**Work required**
Report each line of the data that includes the word "edytowania".

Dataset entries:
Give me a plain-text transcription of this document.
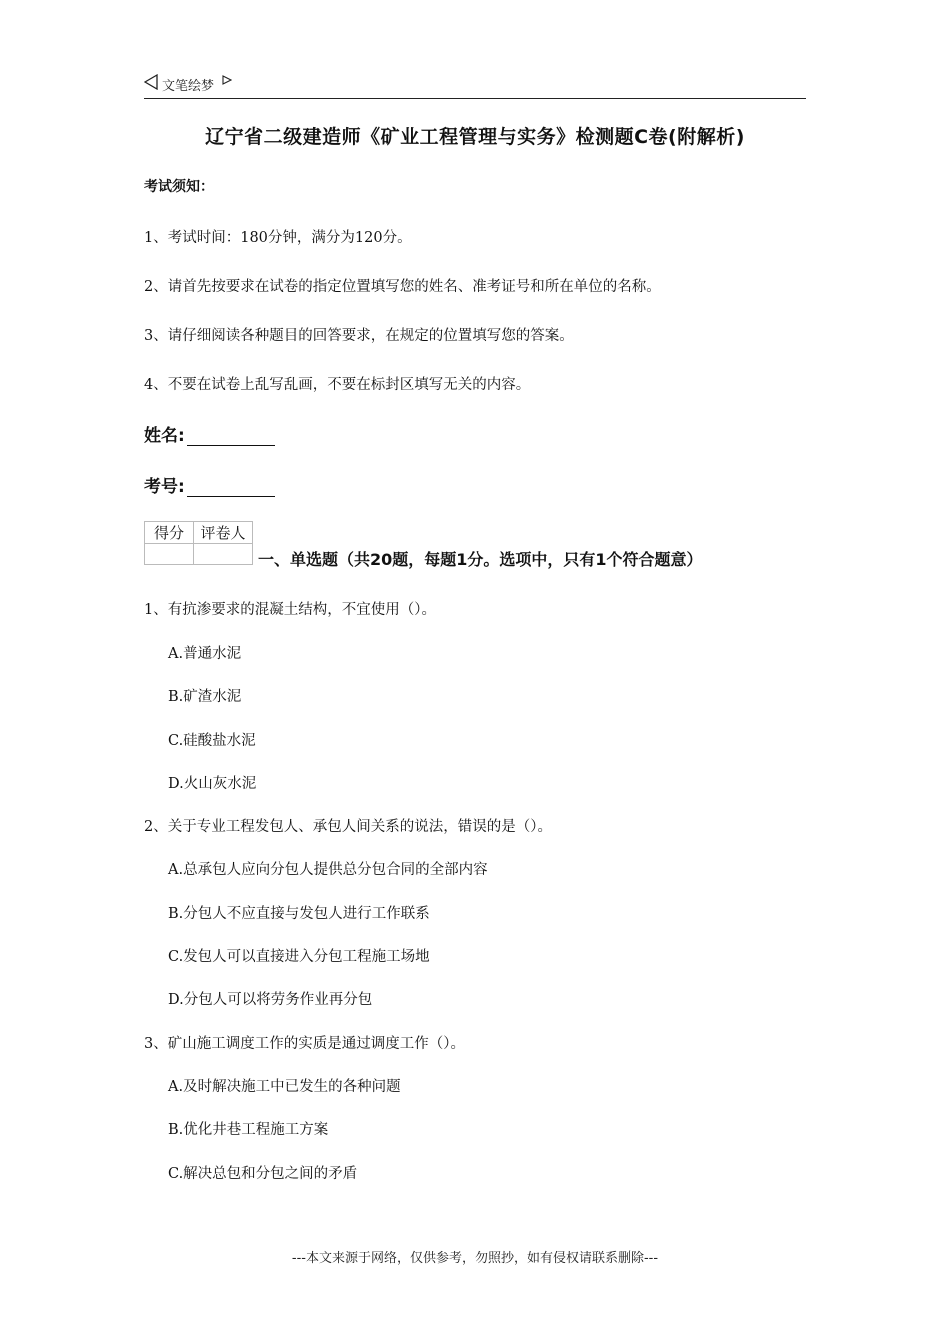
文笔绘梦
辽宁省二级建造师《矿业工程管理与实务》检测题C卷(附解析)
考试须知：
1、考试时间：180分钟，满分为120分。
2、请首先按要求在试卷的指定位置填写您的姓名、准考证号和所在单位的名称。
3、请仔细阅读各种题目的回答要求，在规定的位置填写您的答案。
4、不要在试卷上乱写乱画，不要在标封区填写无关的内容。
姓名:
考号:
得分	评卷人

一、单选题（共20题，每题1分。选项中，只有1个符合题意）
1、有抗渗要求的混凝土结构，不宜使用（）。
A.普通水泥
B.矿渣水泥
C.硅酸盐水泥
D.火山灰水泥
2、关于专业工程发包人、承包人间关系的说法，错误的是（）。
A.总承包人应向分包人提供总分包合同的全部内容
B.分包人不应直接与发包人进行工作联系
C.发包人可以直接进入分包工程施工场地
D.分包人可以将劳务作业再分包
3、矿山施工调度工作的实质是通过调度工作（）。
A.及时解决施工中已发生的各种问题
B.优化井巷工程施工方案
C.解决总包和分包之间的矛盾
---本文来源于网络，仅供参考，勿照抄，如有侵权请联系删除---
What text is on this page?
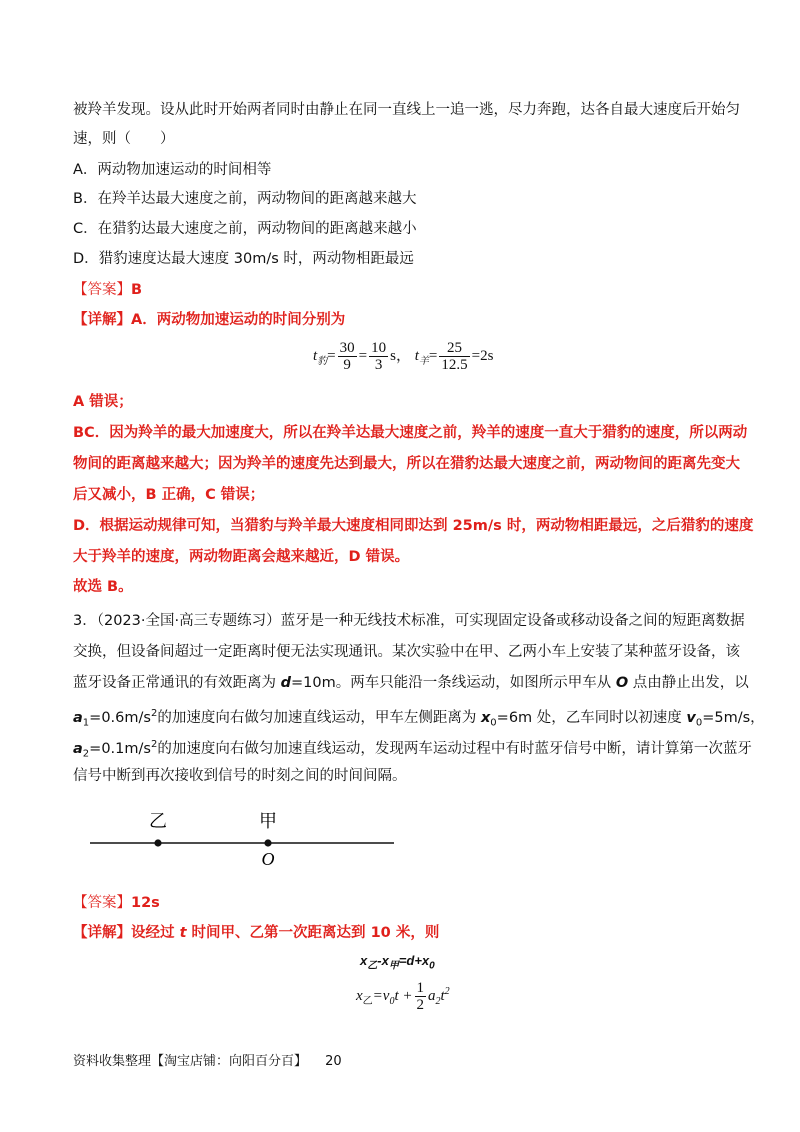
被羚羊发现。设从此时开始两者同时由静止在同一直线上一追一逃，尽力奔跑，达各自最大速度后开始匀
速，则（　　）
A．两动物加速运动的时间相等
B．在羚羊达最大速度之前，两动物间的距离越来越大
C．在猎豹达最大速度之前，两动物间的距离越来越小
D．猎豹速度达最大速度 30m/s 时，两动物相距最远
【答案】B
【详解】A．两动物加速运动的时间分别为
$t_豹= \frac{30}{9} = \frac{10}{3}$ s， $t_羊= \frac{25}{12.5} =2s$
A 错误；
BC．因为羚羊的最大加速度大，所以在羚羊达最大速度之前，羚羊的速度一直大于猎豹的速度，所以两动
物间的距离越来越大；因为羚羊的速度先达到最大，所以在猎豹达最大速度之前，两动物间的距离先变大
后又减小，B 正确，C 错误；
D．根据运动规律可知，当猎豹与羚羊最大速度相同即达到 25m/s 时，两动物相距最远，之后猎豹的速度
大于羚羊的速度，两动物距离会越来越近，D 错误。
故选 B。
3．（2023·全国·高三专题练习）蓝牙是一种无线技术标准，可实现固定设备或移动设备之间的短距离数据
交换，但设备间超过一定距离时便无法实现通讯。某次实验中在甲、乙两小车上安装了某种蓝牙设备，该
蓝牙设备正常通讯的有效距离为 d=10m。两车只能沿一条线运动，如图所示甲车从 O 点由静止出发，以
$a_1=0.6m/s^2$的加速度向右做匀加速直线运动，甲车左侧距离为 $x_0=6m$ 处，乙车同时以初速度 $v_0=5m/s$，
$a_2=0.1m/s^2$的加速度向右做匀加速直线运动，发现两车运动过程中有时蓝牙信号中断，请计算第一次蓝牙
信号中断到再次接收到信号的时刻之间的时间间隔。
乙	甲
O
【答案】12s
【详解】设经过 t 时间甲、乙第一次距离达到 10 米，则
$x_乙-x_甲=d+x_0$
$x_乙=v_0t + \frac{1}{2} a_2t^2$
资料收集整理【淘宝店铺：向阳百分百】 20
==
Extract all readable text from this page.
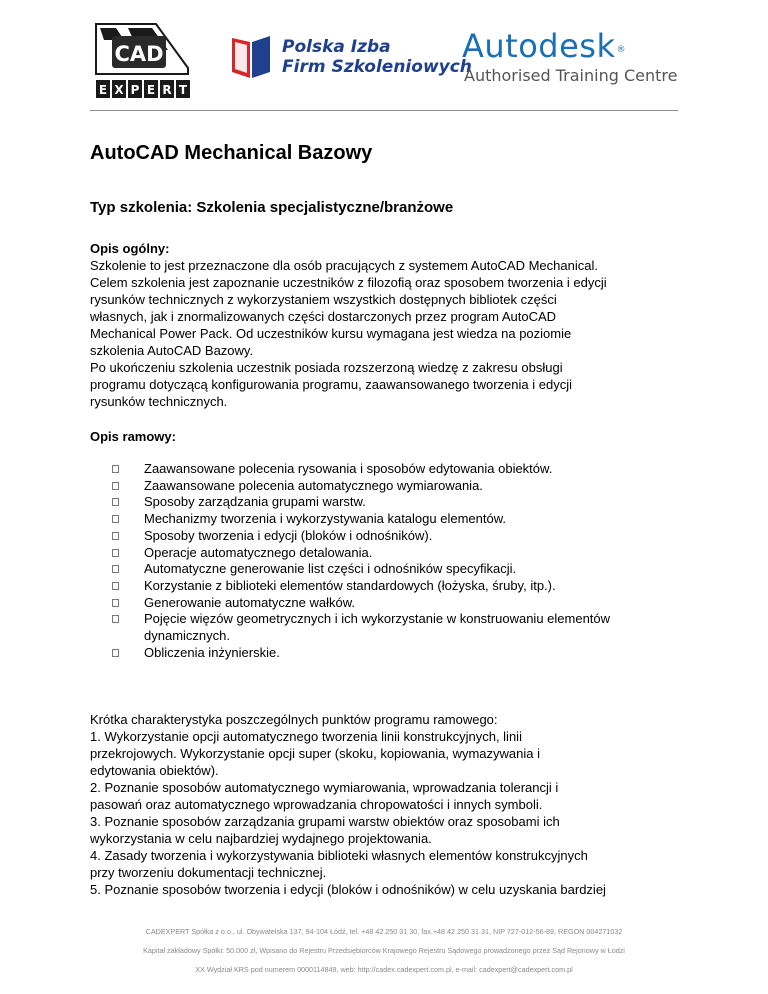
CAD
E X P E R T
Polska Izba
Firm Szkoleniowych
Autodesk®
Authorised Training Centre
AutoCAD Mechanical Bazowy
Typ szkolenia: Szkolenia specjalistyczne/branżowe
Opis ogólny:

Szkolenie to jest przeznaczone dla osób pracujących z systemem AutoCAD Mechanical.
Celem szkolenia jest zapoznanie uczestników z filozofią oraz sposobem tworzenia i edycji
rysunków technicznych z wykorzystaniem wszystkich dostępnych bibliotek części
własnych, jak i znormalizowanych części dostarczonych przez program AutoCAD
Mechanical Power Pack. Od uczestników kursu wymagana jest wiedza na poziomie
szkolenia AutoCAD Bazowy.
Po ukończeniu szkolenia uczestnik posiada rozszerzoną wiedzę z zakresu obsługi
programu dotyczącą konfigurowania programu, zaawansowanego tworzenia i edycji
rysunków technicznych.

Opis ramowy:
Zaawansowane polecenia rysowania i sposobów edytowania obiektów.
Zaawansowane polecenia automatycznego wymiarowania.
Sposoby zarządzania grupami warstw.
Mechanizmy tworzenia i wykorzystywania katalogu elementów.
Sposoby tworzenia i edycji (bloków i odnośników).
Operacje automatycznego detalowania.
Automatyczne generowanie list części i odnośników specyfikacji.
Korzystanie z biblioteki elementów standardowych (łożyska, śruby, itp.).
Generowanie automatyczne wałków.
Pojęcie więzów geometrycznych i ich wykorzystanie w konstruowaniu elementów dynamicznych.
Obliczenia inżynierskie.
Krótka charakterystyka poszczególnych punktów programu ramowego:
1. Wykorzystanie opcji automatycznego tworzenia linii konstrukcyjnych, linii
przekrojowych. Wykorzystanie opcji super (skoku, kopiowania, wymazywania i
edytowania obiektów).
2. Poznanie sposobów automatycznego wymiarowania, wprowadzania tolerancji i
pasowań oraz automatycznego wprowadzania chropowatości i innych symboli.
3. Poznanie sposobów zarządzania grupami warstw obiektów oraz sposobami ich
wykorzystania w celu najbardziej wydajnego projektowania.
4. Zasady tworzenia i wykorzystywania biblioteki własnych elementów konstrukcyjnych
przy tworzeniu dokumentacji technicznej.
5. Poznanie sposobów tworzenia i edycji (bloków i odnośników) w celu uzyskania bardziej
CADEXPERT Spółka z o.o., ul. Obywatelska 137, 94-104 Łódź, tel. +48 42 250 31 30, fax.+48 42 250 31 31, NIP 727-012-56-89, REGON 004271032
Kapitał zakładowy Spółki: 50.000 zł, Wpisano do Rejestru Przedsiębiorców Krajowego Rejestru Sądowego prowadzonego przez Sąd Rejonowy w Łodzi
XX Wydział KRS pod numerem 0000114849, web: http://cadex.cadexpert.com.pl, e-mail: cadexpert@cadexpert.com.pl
==
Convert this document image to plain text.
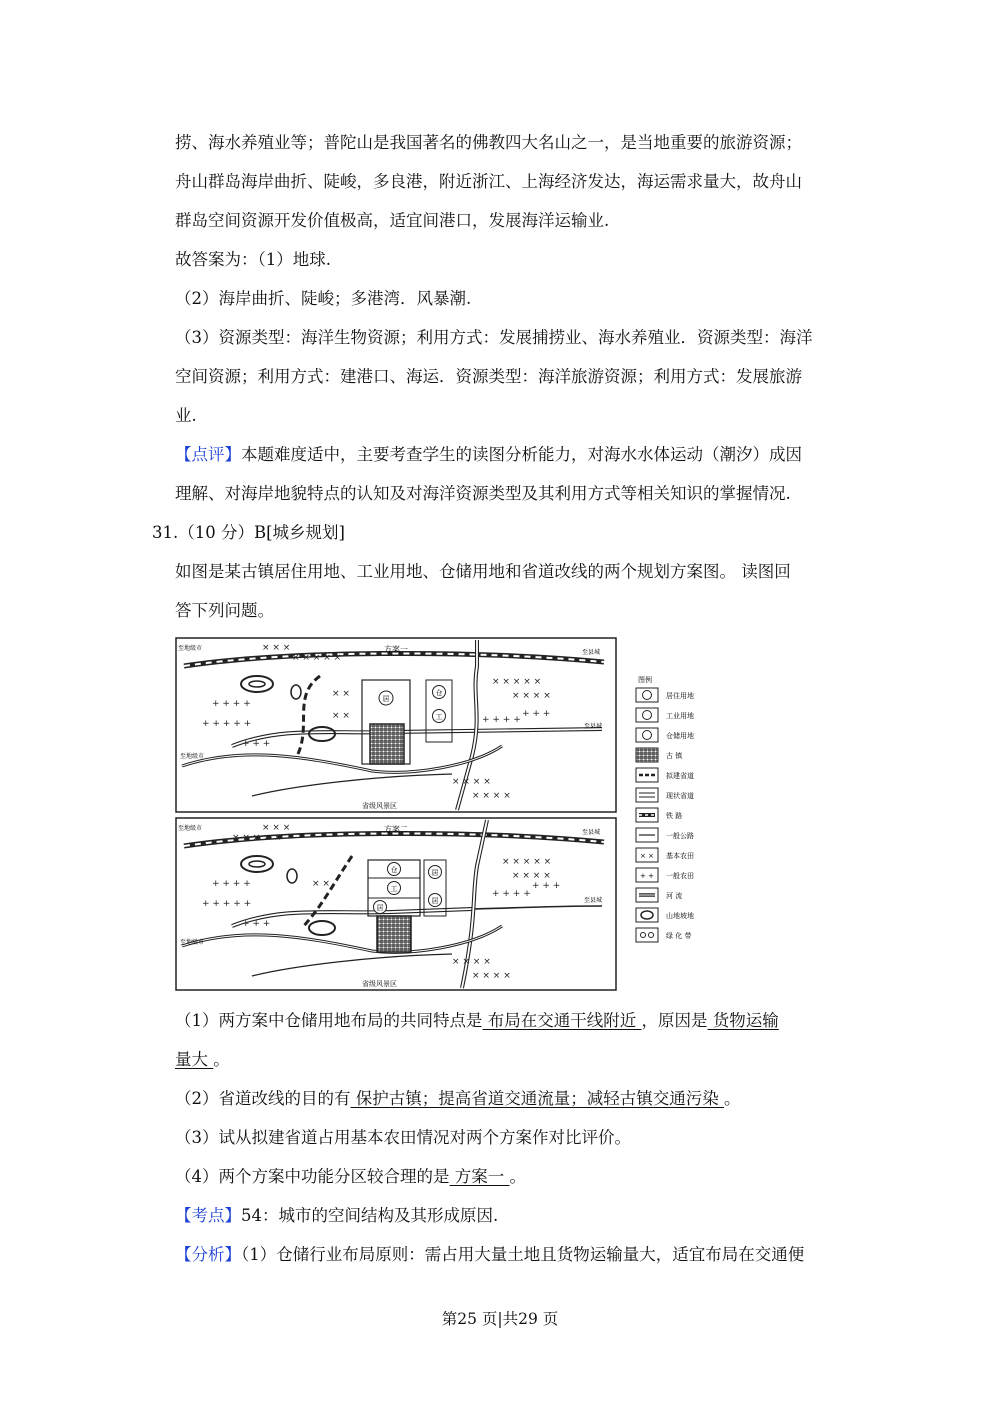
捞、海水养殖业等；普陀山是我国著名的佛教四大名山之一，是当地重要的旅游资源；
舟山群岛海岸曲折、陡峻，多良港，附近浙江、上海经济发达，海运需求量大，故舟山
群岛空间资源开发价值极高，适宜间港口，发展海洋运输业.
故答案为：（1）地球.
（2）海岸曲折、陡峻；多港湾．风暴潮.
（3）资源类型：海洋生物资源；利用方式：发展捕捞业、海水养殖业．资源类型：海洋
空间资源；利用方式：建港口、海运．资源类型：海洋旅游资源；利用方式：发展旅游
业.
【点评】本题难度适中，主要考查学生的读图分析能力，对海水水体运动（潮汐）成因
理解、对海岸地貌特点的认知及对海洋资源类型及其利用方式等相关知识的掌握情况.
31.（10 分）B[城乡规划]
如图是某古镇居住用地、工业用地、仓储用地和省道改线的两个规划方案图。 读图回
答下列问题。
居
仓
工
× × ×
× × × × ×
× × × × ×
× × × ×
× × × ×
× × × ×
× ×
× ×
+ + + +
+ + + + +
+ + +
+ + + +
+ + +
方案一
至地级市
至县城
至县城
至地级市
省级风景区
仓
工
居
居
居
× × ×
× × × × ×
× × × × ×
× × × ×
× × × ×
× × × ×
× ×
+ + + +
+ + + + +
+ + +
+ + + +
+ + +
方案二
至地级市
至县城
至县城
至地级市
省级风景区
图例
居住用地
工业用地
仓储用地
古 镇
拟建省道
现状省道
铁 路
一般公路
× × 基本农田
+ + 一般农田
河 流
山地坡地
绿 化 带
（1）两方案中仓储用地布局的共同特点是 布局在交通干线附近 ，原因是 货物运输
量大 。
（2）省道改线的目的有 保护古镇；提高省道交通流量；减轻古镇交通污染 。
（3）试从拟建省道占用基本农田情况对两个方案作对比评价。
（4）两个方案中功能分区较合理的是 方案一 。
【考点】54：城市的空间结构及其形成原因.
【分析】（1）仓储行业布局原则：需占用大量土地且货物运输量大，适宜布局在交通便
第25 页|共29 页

**Written response**
Zaawansowane polecenia rysowania i sposobów edytowania obiektów.
edytowania obiektów).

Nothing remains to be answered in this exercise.